SEATTLE–Saying that Seattle’s system for investigating citizen complaints of police misconduct has failed, the American Civil Liberties Union of Washington today issued a report calling for the creation of an independent office for police accountability.

“The current system is fatally flawed because it relies on police to investigate allegations of wrongdoing by their fellow officers,” said Kathleen Taylor, Executive Director of the ACLU of Washington. “Meaningful accountability will come about only through the establishment of an independent office for police accountability. It must be staffed by professionals who are not police officers and who have the power to investigate and to issue subpoenas.”

The report, “A Call for an Independent Office for Police Accountability,”describes how the current system of having police investigate police is not responsive to citizens with complaints and gives them no reason to trust the department. The report further explains that the current internal investigations system fosters a lack of leadership in the police department and city government that discourages citizens from making complaints of police misconduct.

The ACLU said that an independent office for police accountability should operate under the following principles:

  • Provides an Open and Trustworthy Process
  • Is Professional and Independent
  • Has Investigatory Power
  • Has a Disciplinary Role
  • Conducts Analysis and Reporting
  • Issues Policy Recommendations
  • Has Sufficient Funding

According to the ACLU, the report has been submitted to a police-review panel appointed by Mayor Paul Schell to examine how the city’s Police Department handles internal complaints against officers.

**Set of tasks**:
1/ Rewrite the police accountability article starting with "According to the" and going on through "complaints against officers.", swapping "police-review panel" for "review commission".
2/ Add a few sentences to the police accountability article, picking up after its last sentence.
The data that comes next has nothing to do with the police accountability article.

**Listing**:

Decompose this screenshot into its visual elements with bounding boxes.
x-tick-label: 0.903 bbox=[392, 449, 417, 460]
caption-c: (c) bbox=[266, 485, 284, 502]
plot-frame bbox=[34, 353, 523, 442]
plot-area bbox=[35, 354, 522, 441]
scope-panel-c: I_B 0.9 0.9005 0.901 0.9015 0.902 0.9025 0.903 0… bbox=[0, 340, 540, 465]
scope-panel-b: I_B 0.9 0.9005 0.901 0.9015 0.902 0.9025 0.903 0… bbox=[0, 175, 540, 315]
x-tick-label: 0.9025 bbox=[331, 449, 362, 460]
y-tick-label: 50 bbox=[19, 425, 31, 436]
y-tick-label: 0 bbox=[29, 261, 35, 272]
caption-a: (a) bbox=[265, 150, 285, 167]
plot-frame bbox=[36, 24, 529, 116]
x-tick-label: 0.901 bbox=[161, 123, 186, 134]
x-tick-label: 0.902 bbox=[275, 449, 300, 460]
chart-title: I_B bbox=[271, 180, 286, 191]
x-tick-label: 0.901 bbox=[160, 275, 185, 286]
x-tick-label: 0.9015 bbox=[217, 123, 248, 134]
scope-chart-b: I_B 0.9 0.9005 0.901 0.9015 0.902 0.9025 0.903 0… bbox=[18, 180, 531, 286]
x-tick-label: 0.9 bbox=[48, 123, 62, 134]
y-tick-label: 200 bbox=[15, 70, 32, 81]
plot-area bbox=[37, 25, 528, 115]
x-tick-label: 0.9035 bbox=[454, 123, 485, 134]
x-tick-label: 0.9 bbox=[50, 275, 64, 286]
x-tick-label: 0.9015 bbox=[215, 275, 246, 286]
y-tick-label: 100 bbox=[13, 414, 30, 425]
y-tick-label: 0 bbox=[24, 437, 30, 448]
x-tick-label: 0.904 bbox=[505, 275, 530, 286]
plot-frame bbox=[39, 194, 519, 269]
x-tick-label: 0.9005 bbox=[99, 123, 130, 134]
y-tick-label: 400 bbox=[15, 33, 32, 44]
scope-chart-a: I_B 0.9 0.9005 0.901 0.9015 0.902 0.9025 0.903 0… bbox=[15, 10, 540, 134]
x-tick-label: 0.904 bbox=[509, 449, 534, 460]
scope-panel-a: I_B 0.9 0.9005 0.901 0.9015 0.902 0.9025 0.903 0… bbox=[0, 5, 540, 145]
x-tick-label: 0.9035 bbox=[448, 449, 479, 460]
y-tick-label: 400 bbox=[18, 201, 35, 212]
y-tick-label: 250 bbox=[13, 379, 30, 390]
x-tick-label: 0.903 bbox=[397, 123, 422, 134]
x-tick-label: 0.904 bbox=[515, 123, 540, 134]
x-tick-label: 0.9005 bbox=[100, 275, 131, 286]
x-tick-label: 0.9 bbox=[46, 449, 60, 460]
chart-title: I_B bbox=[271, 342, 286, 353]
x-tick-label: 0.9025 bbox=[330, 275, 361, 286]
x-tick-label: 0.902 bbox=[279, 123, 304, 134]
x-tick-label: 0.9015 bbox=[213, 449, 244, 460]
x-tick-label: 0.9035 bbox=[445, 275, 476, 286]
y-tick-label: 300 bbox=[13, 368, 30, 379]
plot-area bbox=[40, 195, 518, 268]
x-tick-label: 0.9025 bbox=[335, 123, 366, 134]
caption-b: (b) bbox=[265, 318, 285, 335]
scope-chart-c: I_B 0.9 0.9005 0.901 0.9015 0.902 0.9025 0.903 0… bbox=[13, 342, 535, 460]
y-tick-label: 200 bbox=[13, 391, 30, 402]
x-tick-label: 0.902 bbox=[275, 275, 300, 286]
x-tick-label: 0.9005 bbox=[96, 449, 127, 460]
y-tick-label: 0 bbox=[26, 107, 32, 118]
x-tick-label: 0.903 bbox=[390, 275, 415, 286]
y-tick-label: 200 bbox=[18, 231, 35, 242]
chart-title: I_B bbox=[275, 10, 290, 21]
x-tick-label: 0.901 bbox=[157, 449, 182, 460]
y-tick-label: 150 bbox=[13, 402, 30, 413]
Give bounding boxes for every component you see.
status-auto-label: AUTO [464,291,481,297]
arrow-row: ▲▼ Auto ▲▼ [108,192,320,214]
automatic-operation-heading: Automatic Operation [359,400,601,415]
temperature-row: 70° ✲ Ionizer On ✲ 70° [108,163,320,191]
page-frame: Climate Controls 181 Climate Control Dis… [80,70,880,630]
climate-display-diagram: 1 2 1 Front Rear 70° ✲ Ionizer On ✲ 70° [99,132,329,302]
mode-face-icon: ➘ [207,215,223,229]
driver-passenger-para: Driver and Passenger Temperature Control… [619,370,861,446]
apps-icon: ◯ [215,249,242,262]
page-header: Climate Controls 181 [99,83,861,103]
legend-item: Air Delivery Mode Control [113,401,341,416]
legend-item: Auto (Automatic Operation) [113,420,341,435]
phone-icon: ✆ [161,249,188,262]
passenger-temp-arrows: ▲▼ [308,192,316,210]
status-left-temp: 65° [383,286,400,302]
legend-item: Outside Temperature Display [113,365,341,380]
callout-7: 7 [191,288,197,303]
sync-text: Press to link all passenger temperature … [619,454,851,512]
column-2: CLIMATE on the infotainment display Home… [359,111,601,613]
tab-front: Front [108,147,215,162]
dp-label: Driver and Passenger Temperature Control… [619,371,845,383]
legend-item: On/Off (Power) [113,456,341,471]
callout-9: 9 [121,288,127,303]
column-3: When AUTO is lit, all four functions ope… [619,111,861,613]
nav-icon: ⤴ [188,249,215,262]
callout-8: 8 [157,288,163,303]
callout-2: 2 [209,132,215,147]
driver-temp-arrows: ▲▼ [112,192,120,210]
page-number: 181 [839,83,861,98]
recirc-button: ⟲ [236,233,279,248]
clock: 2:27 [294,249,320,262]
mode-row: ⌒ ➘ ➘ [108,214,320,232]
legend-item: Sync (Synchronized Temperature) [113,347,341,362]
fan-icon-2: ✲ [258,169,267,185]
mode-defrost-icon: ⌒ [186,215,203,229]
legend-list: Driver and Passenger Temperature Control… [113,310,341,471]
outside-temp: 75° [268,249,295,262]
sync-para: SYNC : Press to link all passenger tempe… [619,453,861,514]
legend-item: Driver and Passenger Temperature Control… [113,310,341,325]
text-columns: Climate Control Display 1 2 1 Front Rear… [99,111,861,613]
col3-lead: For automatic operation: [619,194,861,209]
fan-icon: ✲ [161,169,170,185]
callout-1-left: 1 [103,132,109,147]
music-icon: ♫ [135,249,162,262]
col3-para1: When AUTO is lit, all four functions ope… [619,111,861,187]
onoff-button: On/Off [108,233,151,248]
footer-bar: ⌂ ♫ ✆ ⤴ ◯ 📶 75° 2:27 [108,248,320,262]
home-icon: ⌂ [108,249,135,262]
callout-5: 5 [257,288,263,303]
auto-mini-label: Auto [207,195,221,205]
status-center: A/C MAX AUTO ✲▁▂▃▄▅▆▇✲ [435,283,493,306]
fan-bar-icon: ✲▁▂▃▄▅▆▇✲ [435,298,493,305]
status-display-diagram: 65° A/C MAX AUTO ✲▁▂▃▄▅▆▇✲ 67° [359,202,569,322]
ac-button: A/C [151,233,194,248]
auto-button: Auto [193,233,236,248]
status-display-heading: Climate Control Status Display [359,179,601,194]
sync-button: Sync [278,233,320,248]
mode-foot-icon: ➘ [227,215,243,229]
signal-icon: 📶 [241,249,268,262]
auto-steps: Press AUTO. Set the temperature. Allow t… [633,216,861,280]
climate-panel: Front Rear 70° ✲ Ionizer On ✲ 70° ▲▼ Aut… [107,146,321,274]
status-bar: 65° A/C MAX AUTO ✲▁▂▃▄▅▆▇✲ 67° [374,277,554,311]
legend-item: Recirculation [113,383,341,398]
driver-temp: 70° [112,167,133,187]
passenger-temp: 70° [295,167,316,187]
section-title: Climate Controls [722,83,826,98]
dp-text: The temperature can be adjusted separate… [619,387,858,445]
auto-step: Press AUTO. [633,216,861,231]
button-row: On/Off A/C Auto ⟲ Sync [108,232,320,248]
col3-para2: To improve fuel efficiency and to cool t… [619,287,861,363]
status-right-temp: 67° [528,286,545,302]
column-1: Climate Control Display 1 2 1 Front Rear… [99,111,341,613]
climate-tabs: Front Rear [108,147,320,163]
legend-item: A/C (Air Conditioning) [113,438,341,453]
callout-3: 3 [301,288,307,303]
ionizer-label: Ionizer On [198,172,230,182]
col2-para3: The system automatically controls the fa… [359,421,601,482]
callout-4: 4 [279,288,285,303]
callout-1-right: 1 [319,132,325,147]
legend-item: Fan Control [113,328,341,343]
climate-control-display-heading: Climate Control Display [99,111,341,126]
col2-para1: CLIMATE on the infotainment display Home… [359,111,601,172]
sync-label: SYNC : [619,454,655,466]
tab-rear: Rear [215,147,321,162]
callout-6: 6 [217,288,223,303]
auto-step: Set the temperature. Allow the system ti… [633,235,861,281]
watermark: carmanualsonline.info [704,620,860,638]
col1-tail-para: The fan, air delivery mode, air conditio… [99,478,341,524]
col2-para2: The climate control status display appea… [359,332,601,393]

**Answers by task**:
1/
According to the ACLU, the report has been submitted to a review commission appointed by Mayor Paul Schell to examine how the city’s Police Department handles internal complaints against officers.

2/
The four-member panel, headed by King County Superior Court Judge Charles Johnson, was formed last month following revelations that eight Seattle police officers, including an internal-investigations sergeant, failed to report allegations that a longtime homicide detective stole $10,000 from a crime scene two-and-a-half years ago.

The ACLU report contends that the city and Seattle Police Chief Norm Stamper have ignored repeated calls for major reforms in the past 10 years, responding with only minor changes.

“The time for tweaking is over,” the 10-page report declares. “Seattle deserves a responsible, professional and independent system for evaluating complaints of police misconduct.”